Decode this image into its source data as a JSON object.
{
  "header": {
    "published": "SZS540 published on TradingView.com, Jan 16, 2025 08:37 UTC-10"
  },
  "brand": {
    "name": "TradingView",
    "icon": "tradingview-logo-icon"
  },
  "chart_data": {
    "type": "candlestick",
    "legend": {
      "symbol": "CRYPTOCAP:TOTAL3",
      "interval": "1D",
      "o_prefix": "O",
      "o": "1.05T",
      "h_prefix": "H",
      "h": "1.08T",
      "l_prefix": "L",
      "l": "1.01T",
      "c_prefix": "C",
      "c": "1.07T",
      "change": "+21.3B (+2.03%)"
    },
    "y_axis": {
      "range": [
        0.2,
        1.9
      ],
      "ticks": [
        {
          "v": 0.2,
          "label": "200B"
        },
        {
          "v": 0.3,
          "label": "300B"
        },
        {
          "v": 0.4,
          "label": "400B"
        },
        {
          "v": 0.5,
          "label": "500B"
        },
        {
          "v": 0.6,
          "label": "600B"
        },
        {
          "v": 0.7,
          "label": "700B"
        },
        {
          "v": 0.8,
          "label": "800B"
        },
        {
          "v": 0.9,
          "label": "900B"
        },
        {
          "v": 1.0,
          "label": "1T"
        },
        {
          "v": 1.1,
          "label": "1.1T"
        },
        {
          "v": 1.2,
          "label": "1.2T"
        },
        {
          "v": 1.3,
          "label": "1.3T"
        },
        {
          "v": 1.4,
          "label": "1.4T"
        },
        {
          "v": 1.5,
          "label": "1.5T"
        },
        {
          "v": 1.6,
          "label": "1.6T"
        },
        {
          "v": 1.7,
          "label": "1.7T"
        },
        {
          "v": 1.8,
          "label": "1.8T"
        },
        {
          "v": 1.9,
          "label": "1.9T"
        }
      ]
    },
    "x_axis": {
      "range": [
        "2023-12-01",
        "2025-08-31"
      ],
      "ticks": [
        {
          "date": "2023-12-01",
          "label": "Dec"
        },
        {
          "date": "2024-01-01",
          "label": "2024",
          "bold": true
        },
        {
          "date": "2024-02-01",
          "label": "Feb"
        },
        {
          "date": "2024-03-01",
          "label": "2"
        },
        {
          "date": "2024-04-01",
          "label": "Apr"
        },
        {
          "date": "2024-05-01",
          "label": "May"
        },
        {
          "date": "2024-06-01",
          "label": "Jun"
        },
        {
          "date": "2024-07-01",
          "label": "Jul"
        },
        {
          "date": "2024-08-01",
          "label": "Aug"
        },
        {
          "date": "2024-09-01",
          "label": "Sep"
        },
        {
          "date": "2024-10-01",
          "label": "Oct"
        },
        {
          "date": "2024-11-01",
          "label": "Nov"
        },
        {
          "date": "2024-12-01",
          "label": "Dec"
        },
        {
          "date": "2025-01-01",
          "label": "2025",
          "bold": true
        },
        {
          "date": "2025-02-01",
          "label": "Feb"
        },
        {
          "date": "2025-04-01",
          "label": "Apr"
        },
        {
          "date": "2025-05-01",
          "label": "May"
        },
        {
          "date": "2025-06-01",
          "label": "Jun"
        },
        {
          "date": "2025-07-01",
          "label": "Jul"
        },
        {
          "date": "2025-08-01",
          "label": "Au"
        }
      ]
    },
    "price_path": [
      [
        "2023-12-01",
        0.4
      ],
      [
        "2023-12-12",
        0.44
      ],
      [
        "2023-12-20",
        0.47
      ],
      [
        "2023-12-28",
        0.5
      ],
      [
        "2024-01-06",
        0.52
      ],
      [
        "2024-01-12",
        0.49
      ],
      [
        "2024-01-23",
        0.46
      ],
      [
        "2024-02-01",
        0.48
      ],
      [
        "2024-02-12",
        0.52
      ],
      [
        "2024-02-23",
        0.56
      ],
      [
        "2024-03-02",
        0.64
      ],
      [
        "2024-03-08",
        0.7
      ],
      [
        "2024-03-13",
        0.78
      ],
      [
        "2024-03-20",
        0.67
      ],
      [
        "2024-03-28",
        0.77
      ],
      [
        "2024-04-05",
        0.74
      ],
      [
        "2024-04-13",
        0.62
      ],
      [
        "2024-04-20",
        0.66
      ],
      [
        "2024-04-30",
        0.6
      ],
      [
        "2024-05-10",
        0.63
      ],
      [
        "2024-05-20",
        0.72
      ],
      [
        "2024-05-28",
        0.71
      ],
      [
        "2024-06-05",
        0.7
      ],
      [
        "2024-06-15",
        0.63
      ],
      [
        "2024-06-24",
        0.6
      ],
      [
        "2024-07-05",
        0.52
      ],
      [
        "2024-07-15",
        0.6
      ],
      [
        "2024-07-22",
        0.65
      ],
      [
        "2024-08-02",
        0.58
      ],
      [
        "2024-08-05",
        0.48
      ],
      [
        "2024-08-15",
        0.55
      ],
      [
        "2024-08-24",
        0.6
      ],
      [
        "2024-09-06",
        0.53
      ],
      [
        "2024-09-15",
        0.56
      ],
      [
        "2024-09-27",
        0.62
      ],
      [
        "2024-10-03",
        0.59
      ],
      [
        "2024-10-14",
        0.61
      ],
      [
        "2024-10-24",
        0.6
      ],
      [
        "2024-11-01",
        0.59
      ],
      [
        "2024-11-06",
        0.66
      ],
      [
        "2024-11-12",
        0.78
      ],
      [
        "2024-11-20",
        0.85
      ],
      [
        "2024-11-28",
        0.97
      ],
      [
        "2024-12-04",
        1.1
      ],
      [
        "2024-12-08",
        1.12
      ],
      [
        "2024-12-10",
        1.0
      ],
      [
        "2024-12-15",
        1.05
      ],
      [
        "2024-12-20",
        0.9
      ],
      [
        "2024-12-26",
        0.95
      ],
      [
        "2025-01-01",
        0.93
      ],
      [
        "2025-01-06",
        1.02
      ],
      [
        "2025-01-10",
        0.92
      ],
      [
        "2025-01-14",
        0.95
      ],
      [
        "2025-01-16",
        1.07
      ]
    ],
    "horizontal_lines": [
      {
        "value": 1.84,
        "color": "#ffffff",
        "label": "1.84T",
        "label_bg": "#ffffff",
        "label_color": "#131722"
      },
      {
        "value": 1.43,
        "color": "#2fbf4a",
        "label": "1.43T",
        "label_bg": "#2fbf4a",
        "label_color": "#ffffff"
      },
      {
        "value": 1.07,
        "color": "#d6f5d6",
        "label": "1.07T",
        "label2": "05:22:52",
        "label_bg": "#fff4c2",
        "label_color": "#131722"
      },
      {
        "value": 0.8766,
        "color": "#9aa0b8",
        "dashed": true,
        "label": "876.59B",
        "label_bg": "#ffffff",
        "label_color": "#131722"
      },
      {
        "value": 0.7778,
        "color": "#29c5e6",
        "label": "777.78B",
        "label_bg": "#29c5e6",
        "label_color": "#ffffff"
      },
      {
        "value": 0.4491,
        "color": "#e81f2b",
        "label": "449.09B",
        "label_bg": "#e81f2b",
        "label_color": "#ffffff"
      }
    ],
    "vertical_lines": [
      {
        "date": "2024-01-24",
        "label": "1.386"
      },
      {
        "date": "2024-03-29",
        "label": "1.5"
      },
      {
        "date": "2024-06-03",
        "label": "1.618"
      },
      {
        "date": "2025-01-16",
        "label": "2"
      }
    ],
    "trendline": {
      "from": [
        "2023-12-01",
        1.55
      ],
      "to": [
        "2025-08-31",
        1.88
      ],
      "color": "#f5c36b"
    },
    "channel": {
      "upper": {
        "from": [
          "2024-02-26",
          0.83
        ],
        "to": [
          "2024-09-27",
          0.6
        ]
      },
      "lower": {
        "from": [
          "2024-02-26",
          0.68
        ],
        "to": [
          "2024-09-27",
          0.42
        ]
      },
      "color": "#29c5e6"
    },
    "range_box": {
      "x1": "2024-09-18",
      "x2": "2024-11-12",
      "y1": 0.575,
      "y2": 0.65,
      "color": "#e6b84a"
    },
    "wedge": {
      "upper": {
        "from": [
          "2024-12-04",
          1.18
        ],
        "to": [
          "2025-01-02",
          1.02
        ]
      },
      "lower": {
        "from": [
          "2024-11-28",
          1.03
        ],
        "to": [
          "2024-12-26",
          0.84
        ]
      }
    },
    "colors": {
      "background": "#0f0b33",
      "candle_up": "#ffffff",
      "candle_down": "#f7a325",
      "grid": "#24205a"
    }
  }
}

##########

• **TASK TO COMPLETE**: List every line above that contains the word "value".

• **SOLVED EXERCISE**:
        "value": 1.84,
        "value": 1.43,
        "value": 1.07,
        "value": 0.8766,
        "value": 0.7778,
        "value": 0.4491,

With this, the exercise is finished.